## SET TASK:
From the listing below, select every line where the word "pattern" appears.

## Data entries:
** begin **

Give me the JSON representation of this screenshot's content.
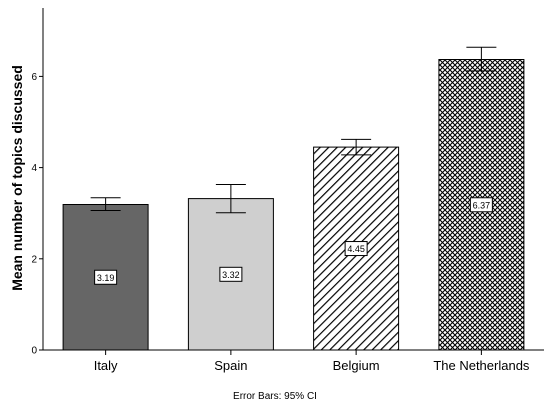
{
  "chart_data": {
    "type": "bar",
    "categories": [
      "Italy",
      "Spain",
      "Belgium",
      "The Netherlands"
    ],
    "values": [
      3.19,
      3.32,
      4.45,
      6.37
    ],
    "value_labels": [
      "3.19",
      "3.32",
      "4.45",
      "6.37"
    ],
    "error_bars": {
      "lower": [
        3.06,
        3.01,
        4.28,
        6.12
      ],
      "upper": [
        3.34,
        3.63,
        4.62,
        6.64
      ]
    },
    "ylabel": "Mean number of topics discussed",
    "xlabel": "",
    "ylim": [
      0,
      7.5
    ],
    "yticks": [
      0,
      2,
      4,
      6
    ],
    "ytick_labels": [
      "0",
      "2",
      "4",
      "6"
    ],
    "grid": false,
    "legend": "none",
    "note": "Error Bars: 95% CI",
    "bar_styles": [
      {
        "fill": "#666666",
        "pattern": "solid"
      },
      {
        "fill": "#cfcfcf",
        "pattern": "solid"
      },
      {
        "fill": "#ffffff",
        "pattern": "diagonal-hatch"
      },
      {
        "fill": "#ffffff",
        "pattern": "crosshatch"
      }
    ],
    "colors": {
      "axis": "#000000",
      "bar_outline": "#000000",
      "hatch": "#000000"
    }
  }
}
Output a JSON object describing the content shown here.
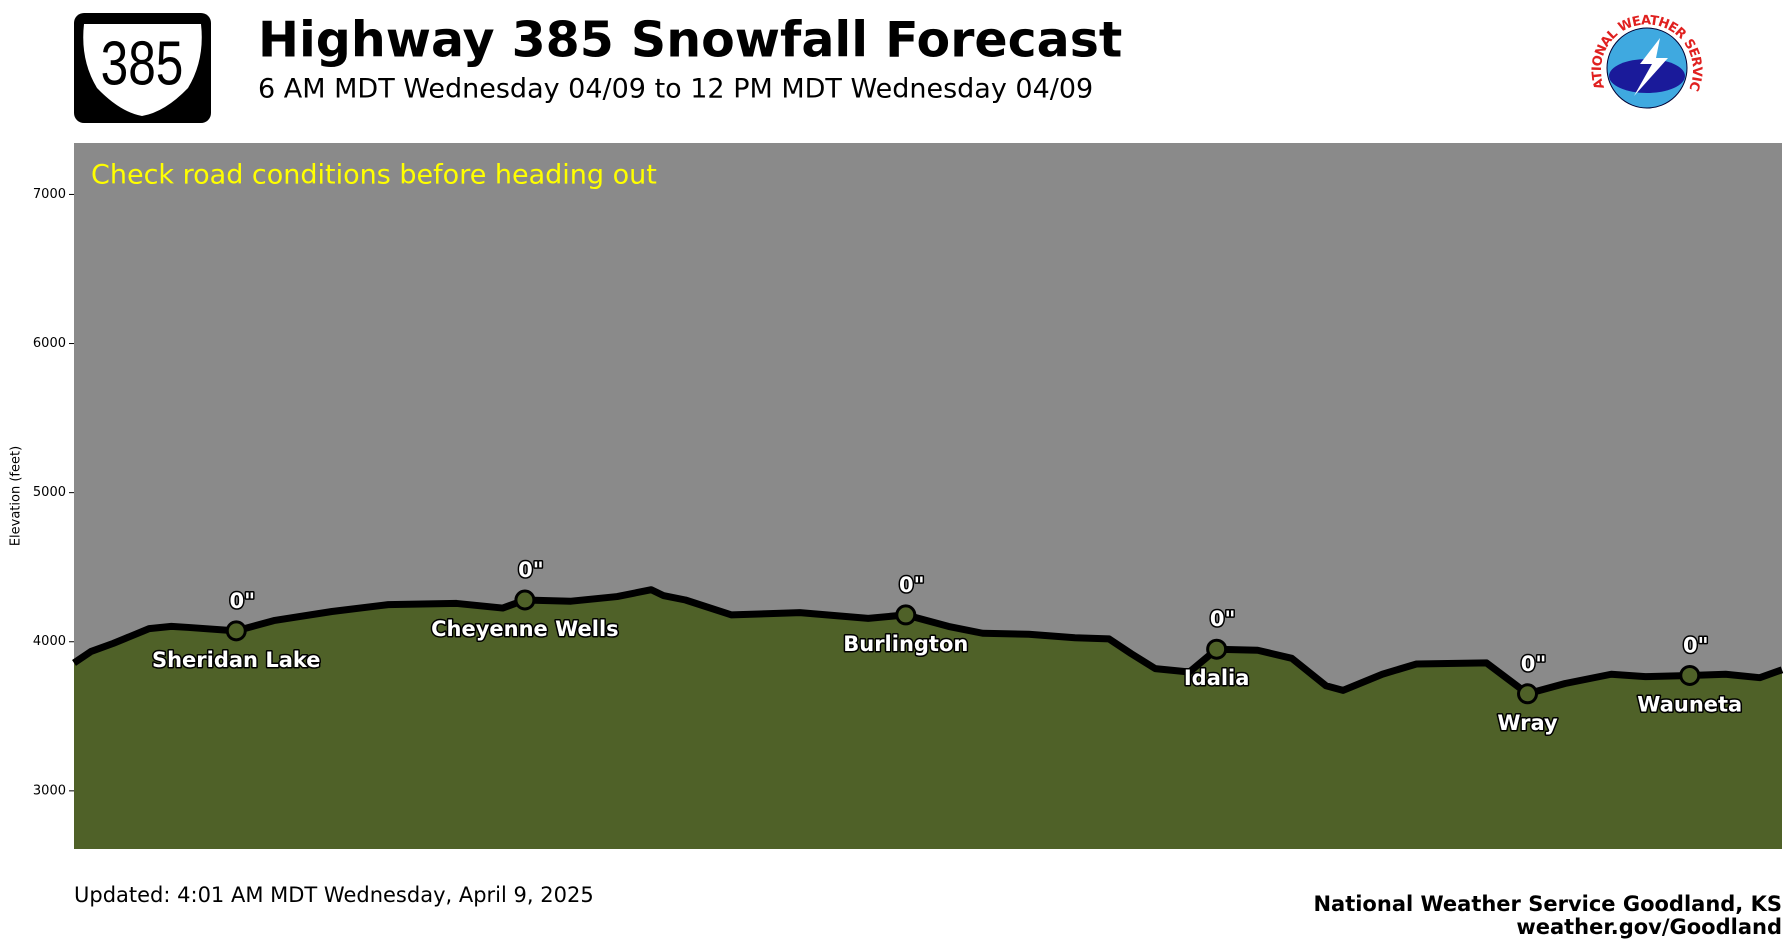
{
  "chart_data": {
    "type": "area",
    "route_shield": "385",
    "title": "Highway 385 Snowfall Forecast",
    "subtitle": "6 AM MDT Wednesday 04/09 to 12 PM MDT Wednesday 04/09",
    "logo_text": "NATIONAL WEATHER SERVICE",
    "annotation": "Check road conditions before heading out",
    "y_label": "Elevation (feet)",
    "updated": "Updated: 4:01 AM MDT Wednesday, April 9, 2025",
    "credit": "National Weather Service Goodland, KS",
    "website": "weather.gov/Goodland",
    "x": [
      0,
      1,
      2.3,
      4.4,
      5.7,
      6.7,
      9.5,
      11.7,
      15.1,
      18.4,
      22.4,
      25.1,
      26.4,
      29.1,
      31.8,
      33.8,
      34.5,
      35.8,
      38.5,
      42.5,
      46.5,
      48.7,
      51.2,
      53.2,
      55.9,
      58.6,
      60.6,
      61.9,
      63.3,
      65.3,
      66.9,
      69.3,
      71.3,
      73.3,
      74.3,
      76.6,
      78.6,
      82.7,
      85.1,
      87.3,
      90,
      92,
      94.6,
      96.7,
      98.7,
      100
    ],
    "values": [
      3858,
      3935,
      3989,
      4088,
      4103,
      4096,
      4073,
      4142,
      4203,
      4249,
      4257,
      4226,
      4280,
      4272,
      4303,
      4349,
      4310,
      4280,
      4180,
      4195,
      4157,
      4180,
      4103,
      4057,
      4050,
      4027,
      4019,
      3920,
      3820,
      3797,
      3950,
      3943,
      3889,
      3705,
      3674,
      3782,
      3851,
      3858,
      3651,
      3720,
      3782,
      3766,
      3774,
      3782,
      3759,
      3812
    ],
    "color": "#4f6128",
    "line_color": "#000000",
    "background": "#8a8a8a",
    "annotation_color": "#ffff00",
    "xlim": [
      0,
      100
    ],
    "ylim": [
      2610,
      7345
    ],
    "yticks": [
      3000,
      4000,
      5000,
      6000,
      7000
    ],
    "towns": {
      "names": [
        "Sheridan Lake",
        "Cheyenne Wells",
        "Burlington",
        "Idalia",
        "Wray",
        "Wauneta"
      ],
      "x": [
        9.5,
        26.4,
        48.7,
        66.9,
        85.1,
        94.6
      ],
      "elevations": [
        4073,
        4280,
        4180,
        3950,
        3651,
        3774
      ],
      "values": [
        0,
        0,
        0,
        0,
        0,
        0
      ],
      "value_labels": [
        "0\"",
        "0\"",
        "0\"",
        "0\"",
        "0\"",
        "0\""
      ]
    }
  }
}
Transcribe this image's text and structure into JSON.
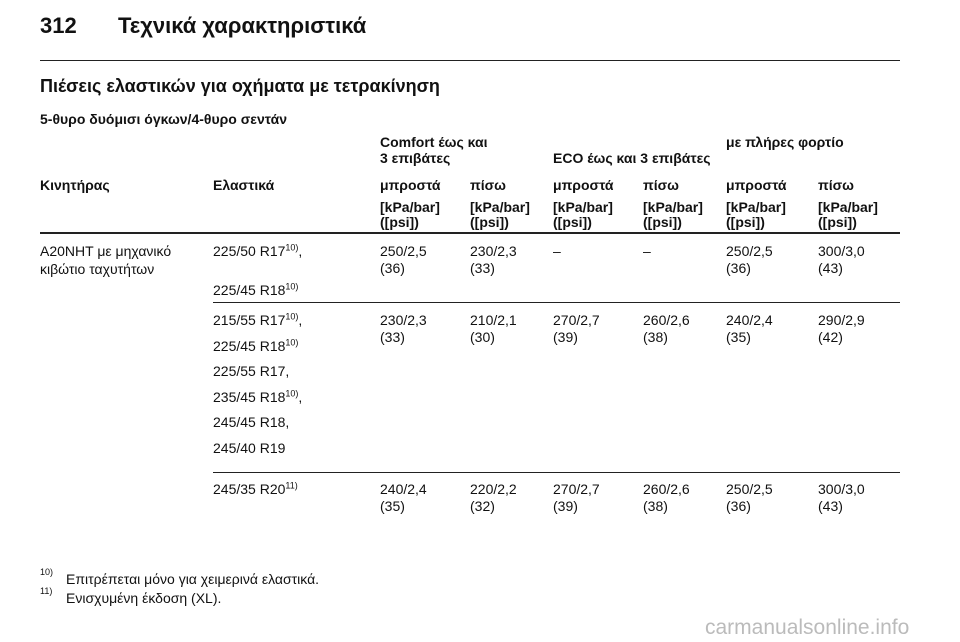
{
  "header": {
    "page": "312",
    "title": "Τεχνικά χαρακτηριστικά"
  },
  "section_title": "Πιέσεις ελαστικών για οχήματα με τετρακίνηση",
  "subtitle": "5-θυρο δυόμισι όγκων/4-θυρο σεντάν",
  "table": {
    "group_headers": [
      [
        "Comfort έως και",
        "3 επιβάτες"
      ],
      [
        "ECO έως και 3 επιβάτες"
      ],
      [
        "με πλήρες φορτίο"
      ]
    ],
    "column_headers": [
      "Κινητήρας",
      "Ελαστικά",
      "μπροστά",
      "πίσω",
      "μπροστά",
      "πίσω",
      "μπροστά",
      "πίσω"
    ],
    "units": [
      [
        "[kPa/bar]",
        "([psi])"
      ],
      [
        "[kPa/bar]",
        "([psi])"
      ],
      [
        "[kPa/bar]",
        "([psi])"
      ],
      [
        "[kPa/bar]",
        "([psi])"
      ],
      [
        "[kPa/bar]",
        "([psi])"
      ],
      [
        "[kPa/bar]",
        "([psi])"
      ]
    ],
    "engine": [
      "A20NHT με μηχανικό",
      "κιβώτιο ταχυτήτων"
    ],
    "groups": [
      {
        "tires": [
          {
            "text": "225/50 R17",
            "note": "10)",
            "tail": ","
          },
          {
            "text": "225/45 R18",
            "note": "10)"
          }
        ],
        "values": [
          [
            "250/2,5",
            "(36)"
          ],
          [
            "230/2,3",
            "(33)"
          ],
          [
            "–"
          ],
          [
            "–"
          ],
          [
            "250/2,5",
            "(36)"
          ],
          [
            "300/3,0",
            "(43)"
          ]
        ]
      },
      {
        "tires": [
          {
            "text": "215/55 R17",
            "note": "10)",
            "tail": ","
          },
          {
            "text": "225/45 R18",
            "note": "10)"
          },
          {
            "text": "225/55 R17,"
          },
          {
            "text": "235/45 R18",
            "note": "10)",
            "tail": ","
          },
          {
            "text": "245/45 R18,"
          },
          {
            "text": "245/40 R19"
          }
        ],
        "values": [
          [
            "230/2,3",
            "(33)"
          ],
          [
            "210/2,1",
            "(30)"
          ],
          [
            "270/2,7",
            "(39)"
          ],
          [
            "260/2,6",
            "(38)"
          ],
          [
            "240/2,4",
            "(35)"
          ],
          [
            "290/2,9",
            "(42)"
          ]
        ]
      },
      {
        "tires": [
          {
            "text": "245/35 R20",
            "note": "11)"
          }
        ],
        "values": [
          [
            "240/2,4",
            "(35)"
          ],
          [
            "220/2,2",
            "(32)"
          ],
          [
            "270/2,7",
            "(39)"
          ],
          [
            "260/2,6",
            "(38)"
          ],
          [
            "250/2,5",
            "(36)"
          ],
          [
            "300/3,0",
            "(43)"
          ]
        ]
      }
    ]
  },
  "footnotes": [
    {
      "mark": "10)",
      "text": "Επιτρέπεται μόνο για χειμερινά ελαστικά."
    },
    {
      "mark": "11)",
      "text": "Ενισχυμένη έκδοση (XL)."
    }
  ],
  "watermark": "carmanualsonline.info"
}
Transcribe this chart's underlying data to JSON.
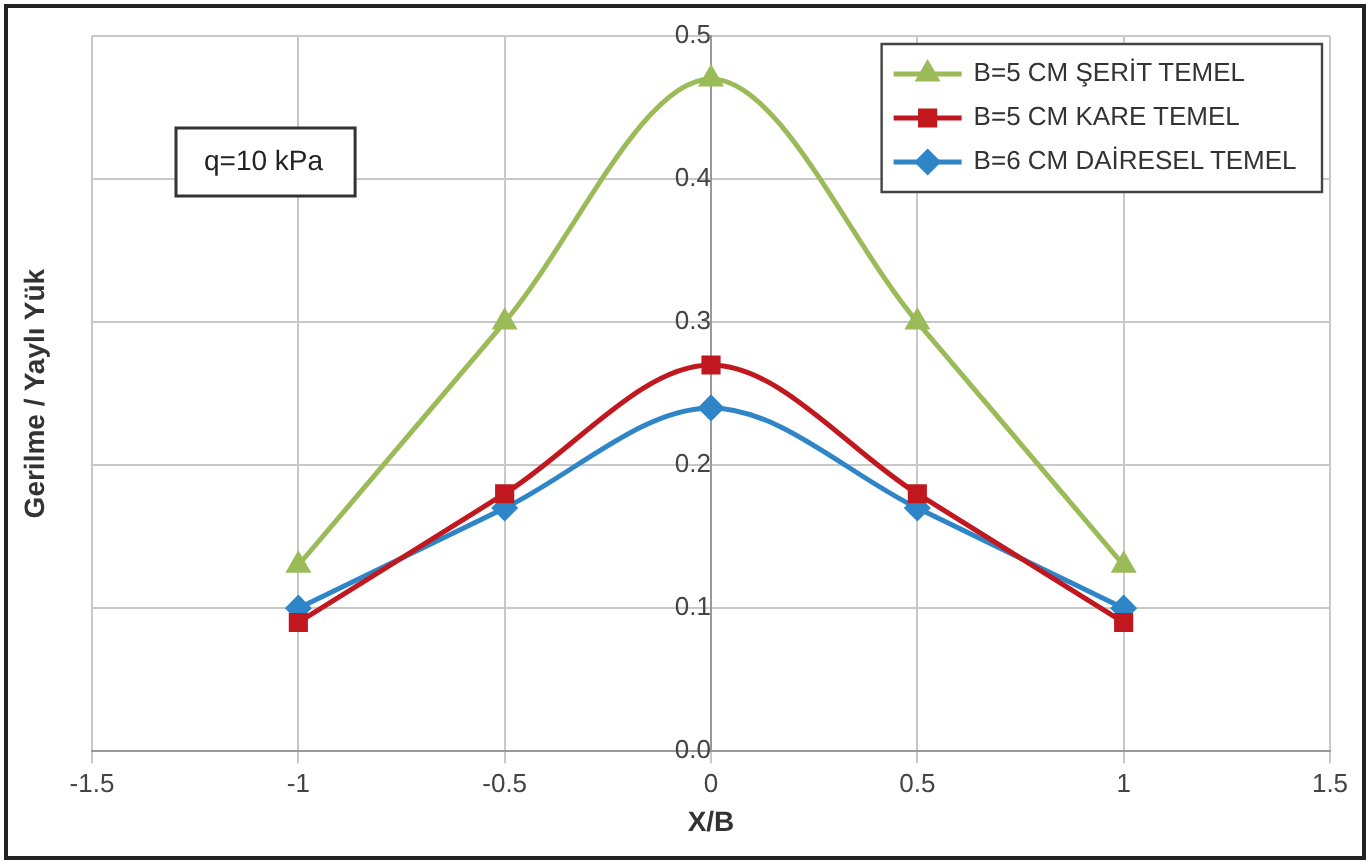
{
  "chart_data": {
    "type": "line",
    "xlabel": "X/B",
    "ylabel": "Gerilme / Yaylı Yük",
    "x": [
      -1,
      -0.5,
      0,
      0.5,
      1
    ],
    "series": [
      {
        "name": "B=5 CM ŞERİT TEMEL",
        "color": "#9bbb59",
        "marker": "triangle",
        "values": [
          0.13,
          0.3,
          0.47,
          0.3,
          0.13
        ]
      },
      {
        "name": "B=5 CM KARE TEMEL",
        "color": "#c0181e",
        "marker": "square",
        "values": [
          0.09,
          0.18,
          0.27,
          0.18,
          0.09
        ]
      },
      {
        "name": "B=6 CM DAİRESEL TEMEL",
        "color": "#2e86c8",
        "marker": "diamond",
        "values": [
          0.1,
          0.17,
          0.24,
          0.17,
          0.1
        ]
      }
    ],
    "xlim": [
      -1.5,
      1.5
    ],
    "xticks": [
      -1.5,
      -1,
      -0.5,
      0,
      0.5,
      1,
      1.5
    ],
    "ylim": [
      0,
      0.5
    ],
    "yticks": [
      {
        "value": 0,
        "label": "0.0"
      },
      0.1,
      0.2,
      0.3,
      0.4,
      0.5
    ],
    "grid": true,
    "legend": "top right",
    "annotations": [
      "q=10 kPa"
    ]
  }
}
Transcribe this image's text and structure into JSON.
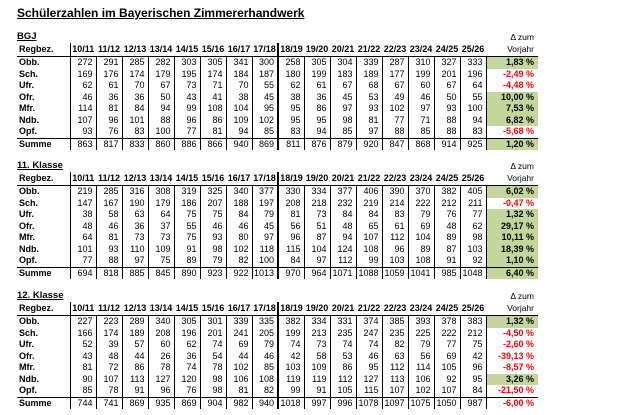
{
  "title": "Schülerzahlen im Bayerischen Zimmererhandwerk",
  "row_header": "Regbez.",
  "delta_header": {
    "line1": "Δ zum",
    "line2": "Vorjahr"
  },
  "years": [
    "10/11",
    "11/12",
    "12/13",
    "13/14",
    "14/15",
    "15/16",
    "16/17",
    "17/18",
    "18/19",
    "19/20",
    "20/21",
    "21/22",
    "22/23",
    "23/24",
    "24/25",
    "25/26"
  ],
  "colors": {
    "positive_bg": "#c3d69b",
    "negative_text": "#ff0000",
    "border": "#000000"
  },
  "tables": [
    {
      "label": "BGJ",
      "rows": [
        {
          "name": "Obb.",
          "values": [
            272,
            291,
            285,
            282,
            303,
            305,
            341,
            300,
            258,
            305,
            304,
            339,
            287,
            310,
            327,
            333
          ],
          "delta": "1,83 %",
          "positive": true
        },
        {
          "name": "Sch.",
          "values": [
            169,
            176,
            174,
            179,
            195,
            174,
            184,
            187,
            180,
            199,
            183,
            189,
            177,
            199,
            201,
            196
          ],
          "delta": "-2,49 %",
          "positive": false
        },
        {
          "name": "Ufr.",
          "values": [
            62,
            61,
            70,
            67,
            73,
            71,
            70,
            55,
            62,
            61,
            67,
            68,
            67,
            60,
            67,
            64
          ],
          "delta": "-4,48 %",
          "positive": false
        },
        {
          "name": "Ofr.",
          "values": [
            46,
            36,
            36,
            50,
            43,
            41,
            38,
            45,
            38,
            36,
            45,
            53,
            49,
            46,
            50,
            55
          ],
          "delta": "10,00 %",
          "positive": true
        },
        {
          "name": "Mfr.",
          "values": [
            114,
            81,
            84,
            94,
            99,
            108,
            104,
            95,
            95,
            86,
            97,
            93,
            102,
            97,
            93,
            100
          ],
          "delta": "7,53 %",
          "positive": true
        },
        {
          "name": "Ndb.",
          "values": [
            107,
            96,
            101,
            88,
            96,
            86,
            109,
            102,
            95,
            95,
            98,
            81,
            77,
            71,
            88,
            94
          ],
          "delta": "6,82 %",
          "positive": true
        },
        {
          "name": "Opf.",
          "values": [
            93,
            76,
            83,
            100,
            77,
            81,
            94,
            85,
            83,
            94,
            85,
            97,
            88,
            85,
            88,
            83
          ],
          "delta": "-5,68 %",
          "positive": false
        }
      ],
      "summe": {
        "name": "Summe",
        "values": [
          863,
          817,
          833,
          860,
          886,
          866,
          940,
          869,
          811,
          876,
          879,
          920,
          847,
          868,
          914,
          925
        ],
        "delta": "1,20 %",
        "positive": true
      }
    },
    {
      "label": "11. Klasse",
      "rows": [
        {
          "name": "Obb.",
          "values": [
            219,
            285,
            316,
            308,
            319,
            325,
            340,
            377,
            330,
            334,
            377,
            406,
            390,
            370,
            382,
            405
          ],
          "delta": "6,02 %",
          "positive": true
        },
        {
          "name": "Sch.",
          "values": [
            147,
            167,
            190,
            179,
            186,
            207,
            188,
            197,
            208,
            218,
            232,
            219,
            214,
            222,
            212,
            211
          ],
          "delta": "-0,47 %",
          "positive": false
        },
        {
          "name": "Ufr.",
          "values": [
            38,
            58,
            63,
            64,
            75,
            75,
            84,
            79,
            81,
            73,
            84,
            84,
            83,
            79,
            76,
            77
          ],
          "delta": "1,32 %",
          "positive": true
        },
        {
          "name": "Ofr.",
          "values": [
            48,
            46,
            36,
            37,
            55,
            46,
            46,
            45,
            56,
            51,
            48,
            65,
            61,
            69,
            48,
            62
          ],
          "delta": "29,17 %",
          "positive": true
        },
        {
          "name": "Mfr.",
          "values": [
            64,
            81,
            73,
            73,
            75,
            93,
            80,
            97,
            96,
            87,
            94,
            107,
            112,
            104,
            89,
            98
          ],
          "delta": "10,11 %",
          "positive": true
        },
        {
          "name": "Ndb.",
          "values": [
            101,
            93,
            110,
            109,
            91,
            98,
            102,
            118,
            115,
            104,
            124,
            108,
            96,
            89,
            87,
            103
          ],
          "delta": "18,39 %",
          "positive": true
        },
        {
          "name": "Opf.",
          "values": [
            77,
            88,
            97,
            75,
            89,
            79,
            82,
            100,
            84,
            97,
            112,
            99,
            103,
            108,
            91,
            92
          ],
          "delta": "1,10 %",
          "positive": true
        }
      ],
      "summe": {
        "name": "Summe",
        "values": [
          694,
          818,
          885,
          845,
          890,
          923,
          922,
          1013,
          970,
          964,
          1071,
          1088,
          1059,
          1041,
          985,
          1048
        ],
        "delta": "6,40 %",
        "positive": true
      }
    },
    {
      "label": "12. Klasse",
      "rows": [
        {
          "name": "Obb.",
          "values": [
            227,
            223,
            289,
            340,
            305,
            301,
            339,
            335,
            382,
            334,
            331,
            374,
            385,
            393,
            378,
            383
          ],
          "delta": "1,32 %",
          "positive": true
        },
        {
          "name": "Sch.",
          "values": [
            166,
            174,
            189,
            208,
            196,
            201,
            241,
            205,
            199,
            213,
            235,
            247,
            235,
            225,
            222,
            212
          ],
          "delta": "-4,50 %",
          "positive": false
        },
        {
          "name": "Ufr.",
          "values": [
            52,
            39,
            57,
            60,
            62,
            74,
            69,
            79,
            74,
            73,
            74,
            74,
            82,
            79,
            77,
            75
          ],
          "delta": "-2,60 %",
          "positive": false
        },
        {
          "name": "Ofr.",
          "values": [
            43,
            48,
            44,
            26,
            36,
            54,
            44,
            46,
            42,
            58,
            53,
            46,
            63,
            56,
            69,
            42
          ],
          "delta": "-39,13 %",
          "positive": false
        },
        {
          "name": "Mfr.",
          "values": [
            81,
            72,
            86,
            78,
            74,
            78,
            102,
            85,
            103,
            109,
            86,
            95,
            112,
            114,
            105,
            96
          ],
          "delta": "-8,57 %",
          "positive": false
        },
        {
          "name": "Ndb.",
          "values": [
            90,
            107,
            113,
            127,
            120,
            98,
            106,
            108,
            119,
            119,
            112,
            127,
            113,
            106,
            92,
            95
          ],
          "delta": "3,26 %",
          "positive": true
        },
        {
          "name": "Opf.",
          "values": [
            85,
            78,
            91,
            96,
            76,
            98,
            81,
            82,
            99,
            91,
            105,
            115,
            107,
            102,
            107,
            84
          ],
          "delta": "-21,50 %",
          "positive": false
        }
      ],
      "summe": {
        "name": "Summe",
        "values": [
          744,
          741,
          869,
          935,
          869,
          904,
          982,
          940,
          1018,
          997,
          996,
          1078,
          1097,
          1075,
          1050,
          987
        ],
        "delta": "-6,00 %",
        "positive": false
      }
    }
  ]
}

** end **

## SOLUTION FOR THIS TASK:
        "pattern": "solid"
        "pattern": "solid"
        "pattern": "diagonal-hatch"
        "pattern": "crosshatch"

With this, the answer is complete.